■ Figure data in JSON ■
..............................

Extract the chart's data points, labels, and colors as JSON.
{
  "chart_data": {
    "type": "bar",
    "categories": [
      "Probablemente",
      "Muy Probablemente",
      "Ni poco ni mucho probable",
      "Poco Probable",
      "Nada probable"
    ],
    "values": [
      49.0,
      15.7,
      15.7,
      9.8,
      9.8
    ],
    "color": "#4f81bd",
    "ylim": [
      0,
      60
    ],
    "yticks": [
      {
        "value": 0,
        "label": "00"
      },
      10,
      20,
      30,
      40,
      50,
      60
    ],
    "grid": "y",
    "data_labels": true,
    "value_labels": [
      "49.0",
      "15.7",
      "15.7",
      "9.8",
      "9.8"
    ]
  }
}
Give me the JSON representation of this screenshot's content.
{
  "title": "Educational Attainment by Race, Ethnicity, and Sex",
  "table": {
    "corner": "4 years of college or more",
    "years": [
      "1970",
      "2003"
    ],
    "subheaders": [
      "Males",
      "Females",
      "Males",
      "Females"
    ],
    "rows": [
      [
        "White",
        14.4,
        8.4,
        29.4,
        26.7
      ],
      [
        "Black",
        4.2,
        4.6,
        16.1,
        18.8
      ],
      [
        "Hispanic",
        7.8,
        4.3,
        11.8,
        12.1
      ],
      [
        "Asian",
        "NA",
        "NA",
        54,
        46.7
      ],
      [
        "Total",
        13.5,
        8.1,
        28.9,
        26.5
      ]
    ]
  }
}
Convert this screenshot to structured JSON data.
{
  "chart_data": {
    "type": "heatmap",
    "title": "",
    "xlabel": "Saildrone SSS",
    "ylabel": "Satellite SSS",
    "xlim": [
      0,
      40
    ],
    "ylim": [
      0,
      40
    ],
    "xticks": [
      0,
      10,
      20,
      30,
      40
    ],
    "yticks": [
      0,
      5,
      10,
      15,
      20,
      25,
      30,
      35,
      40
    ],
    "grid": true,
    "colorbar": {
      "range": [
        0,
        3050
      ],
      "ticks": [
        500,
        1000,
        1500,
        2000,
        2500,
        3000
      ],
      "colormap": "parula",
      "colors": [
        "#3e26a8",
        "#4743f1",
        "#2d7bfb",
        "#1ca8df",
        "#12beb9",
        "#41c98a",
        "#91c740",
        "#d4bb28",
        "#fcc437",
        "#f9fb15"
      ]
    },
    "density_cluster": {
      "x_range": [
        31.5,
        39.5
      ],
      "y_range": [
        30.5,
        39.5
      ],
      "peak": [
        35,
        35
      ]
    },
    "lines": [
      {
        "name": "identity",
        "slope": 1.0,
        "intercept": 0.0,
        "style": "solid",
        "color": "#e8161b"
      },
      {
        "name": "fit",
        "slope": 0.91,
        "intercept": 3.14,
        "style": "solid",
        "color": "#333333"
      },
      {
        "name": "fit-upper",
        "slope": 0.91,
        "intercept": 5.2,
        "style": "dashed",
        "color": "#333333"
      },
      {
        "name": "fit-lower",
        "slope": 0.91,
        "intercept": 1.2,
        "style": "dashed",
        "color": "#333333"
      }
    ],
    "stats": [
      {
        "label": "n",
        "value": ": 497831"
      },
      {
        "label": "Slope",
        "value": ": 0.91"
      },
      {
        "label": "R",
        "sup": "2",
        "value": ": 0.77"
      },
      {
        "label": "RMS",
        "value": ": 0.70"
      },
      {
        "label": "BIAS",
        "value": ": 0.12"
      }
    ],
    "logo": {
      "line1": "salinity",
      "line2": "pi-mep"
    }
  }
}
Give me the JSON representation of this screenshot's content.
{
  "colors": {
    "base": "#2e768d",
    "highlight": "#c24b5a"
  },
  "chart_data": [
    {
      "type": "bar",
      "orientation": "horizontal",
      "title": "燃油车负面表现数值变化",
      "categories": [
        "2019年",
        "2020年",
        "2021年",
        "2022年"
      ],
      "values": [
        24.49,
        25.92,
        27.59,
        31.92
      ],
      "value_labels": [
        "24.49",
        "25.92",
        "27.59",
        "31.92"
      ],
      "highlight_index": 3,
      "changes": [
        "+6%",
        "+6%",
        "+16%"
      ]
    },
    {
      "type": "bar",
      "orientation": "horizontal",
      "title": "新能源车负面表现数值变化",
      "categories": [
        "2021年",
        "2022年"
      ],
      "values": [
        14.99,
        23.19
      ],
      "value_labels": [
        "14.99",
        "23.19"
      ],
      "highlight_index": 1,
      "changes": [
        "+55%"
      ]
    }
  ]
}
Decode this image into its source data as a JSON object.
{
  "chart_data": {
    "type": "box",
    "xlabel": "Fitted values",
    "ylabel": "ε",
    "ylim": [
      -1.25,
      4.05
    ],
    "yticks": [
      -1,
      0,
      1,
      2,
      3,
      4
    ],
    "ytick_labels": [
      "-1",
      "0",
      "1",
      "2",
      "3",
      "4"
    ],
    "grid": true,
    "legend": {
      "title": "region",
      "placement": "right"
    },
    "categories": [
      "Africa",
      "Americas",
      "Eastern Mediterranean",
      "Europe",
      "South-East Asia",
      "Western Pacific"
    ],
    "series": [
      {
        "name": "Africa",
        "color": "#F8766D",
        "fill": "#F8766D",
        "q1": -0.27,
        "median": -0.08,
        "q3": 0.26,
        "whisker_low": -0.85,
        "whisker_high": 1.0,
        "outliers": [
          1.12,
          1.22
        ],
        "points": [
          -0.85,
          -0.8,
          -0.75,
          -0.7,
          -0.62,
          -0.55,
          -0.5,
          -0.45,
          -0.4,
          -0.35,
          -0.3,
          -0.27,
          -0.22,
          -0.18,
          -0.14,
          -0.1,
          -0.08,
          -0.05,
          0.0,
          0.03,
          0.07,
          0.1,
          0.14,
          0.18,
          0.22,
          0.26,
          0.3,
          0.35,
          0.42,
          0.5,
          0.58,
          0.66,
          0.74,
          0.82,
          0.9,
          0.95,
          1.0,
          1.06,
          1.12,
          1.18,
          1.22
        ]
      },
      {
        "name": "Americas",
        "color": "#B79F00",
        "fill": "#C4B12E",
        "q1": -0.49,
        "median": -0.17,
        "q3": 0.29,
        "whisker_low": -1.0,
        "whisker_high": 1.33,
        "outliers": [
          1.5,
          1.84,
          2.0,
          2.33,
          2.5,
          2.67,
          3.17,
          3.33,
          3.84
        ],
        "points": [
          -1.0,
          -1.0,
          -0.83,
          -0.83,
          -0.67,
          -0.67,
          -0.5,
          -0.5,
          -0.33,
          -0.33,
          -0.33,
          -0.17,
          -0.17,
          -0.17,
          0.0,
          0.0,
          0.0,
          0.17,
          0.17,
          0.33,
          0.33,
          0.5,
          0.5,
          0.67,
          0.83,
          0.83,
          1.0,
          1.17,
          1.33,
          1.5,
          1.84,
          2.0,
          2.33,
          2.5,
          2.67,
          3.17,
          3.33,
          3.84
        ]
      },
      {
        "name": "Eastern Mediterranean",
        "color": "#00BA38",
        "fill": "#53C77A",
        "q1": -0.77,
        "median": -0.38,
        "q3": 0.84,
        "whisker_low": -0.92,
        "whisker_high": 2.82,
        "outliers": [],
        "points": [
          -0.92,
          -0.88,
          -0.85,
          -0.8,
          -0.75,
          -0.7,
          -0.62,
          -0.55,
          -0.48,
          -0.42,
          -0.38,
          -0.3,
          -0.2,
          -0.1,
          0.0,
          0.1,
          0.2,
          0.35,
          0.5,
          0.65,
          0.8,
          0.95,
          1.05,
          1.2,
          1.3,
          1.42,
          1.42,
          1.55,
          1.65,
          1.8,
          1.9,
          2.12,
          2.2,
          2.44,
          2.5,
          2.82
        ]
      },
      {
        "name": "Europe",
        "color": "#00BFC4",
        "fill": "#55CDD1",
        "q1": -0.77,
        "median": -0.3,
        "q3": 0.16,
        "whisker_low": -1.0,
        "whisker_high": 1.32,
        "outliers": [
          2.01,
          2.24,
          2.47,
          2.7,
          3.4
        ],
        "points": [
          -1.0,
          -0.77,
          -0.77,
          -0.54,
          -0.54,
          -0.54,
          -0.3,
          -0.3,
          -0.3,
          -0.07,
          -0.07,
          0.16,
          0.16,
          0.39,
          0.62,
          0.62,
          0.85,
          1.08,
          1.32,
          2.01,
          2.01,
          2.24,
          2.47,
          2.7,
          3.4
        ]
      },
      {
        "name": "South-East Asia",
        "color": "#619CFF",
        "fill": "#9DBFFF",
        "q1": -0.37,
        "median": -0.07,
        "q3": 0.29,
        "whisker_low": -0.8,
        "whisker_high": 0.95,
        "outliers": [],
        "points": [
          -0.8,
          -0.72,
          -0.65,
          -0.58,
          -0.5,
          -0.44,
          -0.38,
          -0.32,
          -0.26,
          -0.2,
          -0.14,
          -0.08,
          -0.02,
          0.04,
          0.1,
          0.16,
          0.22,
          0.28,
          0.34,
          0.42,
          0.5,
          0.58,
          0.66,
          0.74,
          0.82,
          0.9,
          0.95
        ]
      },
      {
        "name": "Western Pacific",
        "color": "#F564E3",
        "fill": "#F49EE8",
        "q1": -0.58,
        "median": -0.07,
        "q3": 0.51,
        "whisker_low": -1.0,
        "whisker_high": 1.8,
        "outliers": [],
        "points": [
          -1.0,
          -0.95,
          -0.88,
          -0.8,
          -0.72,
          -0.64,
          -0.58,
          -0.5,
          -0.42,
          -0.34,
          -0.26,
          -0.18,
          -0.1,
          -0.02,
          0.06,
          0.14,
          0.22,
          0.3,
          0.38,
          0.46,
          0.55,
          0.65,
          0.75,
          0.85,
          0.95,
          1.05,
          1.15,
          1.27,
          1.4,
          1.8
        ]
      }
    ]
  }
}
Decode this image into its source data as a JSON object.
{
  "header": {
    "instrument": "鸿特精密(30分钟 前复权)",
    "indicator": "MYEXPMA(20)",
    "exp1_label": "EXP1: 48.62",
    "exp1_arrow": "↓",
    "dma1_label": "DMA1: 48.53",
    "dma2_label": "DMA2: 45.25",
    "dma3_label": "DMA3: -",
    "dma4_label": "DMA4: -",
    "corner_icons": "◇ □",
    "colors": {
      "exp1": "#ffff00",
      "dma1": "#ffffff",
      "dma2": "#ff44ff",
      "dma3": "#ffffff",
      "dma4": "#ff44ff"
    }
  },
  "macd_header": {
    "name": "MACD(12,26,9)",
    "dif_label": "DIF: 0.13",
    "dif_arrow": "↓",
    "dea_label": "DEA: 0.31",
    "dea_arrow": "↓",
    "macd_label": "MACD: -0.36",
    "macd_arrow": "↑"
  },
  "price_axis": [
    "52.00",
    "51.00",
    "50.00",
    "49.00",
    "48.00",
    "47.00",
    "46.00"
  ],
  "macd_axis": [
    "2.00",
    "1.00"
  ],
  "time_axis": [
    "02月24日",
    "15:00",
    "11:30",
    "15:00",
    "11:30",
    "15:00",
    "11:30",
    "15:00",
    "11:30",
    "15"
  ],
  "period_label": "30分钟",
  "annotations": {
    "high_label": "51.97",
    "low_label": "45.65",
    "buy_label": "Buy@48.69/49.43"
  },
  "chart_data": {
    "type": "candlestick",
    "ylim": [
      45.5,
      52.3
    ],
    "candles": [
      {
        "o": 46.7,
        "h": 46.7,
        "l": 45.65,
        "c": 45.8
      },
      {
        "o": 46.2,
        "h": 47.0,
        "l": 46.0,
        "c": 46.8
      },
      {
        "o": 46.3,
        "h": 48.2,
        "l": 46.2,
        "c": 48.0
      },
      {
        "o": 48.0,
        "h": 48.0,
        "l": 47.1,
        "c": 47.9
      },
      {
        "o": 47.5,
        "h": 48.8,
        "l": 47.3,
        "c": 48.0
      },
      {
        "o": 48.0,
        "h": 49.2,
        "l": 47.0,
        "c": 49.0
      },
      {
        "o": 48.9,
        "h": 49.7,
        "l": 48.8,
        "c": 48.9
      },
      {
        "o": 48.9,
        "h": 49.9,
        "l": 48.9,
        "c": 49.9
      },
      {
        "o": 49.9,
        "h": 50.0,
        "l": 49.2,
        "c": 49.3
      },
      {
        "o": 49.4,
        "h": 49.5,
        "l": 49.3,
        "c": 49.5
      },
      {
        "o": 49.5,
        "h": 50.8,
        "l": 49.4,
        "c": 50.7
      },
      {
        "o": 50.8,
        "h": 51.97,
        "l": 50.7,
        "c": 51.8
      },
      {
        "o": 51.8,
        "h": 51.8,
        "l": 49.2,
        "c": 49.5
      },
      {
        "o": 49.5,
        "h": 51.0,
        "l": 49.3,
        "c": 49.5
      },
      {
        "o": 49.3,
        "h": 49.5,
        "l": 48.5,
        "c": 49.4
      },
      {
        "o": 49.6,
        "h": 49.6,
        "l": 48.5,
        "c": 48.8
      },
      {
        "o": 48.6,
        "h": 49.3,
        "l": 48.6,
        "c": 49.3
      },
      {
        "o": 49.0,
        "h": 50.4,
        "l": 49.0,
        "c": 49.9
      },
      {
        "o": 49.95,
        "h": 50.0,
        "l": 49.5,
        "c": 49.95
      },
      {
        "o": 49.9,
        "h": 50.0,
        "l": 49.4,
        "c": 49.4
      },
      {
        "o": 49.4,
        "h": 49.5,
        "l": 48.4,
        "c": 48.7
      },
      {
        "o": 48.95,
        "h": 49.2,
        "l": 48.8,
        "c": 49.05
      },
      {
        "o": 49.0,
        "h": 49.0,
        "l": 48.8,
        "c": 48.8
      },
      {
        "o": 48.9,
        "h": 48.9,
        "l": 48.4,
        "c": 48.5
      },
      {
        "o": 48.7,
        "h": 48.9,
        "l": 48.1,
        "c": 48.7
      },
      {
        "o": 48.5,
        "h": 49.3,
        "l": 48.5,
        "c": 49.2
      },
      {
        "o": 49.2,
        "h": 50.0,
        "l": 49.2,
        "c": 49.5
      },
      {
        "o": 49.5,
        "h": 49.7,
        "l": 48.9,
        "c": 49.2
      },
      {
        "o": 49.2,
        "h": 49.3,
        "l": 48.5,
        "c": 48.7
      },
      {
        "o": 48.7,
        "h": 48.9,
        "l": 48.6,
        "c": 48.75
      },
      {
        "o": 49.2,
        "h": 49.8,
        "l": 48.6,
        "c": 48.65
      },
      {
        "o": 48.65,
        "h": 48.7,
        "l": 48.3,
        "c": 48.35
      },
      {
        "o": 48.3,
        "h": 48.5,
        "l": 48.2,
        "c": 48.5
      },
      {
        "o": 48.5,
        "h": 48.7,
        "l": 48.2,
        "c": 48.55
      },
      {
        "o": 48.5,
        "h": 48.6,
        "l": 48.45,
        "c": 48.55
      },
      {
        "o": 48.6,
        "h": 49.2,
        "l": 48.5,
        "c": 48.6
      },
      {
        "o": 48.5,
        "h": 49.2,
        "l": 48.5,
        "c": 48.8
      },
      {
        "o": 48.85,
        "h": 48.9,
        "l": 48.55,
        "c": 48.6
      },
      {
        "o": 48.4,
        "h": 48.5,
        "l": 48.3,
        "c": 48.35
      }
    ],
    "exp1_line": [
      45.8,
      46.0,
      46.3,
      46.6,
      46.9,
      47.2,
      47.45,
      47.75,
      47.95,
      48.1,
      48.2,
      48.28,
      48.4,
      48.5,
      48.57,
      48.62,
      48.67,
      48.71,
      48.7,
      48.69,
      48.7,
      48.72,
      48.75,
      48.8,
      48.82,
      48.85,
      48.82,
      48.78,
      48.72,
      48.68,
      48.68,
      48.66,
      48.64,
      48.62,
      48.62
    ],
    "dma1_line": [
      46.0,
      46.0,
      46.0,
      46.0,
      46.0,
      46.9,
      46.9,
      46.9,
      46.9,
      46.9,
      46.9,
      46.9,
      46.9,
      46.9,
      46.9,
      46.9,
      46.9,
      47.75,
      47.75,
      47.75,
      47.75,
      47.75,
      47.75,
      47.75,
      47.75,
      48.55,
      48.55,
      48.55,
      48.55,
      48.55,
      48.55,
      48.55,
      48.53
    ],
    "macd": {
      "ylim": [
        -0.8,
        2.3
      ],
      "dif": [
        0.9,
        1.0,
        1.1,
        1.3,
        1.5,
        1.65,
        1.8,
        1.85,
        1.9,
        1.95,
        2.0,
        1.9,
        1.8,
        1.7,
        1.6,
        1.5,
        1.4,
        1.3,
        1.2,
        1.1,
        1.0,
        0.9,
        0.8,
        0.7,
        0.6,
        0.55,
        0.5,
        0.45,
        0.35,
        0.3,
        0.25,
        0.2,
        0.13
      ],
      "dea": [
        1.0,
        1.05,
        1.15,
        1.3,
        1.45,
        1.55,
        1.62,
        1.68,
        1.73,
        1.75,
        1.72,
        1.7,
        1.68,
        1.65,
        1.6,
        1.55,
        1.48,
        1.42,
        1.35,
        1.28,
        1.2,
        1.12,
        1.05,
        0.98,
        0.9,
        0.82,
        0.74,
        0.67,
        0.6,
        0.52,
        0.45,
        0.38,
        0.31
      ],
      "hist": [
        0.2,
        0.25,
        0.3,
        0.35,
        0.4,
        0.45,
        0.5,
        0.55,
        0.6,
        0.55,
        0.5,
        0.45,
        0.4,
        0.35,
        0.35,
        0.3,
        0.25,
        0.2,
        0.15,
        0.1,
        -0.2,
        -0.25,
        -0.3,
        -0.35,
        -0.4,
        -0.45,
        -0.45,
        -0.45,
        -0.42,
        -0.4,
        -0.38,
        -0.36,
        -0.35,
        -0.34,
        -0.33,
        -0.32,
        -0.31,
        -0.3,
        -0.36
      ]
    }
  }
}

..............................

■ EXERCISE BRIEF ■
Copy whichever lines in the listing above contain the word "type".

■ THE ANSWER ■
    "type": "bar",
    "type": "heatmap",
      "type": "bar",
      "type": "bar",
    "type": "box",
    "type": "candlestick",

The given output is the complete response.